# start of Dataset content

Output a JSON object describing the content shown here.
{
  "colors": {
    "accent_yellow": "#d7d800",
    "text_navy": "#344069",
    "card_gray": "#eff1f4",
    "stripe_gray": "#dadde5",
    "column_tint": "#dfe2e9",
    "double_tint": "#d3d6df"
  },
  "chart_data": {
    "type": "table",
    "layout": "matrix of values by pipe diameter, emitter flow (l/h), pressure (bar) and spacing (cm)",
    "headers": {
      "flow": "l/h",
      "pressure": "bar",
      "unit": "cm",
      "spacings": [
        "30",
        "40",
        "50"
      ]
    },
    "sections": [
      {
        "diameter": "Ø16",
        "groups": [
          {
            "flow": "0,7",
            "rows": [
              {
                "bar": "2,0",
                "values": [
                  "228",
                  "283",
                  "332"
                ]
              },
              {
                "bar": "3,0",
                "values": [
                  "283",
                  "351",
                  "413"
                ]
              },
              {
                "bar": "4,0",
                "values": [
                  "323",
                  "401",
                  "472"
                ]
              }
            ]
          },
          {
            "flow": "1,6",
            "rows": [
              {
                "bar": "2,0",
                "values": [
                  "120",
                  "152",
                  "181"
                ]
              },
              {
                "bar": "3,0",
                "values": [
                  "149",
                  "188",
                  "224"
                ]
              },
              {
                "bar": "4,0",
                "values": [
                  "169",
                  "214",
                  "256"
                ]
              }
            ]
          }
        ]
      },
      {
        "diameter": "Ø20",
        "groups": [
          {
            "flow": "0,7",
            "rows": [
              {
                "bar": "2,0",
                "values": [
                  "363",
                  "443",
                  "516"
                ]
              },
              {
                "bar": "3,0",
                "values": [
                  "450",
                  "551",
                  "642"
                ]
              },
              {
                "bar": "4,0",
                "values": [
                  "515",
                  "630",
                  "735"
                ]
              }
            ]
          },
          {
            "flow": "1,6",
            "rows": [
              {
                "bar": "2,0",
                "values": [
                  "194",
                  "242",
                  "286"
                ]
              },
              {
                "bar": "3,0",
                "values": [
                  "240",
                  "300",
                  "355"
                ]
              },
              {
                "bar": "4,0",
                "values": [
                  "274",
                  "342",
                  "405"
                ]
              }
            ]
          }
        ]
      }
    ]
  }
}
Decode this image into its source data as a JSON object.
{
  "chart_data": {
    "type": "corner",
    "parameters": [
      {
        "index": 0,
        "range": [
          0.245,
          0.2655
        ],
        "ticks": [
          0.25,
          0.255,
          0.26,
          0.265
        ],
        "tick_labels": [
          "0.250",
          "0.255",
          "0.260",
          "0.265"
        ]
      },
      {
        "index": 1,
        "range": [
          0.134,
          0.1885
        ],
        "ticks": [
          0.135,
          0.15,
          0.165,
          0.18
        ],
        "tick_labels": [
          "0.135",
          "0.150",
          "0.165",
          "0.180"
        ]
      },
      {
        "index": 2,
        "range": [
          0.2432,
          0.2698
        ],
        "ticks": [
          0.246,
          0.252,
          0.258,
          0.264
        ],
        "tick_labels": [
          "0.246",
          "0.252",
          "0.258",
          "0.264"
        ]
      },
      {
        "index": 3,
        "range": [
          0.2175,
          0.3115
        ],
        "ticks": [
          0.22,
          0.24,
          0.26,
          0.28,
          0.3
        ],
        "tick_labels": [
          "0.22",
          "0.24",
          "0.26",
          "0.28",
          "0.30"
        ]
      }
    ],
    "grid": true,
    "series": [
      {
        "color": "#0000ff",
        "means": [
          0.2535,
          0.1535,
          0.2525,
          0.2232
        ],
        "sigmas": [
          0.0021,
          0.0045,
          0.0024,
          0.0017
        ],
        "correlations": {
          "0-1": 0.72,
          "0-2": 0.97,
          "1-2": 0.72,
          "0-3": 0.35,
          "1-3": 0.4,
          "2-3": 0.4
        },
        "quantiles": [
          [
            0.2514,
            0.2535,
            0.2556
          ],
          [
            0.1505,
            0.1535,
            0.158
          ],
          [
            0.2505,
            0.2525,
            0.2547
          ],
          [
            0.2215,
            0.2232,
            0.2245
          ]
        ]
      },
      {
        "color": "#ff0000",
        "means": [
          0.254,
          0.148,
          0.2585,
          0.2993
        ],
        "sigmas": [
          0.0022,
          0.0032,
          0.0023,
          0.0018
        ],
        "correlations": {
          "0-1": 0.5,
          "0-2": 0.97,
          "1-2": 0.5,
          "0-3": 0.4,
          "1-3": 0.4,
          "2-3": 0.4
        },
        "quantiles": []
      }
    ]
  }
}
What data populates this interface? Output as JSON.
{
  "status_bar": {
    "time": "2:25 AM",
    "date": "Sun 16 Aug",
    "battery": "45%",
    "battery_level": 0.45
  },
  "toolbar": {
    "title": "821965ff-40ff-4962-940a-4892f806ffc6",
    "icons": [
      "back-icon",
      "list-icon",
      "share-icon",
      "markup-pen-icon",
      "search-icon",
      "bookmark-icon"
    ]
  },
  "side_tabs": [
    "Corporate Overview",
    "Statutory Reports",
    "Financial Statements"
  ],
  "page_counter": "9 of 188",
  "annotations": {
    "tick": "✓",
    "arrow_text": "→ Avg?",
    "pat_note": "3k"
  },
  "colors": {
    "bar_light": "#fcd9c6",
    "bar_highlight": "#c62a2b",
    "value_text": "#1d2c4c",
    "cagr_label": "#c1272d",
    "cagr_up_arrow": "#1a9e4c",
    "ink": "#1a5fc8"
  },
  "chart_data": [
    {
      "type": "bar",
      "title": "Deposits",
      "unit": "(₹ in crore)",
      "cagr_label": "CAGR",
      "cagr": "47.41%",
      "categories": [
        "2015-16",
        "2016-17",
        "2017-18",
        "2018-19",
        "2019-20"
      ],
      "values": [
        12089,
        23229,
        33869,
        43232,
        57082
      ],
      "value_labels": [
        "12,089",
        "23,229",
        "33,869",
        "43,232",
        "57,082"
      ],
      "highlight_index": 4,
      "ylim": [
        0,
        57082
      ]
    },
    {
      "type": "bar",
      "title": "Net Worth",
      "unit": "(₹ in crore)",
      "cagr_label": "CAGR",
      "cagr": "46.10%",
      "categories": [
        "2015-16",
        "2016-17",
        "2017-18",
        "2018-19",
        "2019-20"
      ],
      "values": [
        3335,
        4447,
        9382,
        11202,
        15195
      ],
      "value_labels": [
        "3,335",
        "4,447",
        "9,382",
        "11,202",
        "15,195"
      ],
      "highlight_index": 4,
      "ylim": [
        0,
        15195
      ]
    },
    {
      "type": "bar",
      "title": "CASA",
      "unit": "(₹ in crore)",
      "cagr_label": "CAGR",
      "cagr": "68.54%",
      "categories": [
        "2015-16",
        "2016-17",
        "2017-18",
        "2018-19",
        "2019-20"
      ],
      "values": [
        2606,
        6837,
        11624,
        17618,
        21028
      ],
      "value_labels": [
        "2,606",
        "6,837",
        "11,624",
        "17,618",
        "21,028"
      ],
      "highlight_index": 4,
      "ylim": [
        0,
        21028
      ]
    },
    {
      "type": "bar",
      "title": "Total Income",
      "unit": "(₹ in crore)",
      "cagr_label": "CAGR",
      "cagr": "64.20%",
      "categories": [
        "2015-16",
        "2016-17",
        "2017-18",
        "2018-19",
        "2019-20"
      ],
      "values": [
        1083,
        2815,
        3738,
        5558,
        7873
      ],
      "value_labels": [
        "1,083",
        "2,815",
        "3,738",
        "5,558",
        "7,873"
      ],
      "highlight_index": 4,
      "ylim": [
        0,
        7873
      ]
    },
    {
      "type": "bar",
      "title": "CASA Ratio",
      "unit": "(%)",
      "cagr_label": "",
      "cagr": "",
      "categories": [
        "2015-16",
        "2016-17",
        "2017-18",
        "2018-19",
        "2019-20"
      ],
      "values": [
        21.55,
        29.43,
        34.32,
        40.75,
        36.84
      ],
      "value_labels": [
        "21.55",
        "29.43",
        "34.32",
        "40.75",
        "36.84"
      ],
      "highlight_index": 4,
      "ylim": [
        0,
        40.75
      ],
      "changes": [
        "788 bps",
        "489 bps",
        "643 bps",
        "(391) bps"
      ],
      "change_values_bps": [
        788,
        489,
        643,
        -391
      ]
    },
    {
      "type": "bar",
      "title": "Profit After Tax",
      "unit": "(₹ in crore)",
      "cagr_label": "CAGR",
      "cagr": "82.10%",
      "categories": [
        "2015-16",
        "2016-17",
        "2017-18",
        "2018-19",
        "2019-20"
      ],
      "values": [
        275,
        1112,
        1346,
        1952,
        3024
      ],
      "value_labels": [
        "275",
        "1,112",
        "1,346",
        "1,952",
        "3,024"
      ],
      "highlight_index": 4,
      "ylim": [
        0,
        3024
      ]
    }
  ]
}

# end of Dataset content

What to do:
Extract every line that has the string "pressure" in it.

Correct result:
    "layout": "matrix of values by pipe diameter, emitter flow (l/h), pressure (bar) and spacing (cm)",
      "pressure": "bar",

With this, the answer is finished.